[Start of section]

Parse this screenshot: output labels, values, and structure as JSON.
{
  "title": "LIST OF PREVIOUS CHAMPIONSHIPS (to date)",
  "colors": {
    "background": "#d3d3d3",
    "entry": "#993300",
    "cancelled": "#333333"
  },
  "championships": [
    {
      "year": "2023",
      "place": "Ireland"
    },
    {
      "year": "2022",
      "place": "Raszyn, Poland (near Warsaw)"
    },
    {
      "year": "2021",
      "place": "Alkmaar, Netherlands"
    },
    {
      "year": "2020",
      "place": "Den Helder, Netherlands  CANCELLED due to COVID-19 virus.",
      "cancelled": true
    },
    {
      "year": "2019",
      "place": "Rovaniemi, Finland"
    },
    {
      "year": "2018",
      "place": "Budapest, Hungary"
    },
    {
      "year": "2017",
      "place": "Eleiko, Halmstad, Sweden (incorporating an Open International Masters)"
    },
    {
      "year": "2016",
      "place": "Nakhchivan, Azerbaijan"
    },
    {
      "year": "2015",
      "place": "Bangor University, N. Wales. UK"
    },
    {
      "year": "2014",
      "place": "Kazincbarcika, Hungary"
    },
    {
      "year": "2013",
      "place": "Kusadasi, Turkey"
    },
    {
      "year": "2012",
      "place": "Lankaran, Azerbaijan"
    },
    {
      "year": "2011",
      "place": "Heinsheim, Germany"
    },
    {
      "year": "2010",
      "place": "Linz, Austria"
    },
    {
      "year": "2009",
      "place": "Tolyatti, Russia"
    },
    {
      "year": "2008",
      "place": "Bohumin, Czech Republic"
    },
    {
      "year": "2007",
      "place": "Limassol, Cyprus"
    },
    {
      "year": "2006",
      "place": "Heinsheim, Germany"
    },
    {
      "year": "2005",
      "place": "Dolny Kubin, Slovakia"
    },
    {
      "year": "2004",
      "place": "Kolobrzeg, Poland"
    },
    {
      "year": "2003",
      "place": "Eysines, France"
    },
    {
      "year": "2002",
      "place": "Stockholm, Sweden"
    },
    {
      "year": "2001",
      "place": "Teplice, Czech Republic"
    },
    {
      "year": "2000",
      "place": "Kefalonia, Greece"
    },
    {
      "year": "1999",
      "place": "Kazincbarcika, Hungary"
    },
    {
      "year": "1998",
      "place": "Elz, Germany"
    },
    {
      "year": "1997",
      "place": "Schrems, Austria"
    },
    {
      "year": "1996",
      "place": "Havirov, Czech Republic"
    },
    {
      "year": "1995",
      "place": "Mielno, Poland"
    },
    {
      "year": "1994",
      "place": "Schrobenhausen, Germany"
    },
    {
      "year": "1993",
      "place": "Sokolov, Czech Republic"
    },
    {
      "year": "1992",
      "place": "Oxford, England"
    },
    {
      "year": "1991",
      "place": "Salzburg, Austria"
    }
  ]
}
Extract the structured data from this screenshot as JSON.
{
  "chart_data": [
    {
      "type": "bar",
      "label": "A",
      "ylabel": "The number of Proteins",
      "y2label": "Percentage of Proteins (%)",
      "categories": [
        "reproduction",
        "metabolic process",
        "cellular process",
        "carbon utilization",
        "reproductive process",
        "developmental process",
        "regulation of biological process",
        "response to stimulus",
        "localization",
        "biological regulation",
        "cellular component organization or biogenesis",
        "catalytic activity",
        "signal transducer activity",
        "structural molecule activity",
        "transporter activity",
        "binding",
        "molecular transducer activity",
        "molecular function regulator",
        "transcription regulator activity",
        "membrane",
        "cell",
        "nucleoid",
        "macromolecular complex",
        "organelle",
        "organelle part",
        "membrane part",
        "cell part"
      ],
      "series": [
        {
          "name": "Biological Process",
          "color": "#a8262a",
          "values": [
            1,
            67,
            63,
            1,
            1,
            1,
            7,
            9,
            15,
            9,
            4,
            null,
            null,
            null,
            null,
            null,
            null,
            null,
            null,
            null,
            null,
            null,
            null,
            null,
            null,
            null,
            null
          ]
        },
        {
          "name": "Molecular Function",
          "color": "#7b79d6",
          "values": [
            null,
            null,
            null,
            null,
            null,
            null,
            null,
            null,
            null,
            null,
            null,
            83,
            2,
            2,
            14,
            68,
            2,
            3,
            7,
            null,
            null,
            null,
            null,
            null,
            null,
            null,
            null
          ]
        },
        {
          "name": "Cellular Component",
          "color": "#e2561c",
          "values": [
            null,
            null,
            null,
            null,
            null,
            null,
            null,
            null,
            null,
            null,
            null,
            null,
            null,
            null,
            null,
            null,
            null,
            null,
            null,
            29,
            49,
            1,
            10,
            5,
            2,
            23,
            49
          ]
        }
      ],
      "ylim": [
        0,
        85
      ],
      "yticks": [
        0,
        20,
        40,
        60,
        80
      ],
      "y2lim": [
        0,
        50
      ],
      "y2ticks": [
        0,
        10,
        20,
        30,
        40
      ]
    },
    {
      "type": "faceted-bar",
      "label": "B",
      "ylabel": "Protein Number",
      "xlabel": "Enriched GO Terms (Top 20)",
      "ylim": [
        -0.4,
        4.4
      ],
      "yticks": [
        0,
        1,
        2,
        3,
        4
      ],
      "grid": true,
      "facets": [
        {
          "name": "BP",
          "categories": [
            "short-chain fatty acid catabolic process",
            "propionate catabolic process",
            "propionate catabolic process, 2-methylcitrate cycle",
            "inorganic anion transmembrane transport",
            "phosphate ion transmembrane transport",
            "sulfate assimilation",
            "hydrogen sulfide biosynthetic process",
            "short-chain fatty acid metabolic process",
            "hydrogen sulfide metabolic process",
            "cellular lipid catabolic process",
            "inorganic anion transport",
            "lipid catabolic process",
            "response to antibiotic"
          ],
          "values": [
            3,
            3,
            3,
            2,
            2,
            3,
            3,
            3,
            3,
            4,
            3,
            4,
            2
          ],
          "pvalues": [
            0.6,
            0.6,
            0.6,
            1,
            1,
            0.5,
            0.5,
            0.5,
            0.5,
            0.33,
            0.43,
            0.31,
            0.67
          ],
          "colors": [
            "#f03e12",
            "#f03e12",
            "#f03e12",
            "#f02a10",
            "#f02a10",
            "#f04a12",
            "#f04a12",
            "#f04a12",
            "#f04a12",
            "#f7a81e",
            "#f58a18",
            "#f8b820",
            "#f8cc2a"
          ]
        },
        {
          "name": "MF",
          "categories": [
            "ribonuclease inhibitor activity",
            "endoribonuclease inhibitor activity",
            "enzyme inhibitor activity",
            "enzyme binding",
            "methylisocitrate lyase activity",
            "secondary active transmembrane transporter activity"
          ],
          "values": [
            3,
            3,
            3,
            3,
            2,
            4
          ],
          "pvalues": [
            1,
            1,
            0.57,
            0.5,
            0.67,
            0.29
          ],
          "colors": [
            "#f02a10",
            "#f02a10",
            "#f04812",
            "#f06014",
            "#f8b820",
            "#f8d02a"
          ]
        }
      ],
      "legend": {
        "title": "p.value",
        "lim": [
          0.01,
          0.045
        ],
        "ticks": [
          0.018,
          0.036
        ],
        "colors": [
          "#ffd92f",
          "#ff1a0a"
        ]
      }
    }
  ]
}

[End of section]

Work item: Read through the entries and copy each line in which "Austria" appears.

Output of the exercise:
      "place": "Linz, Austria"
      "place": "Schrems, Austria"
      "place": "Salzburg, Austria"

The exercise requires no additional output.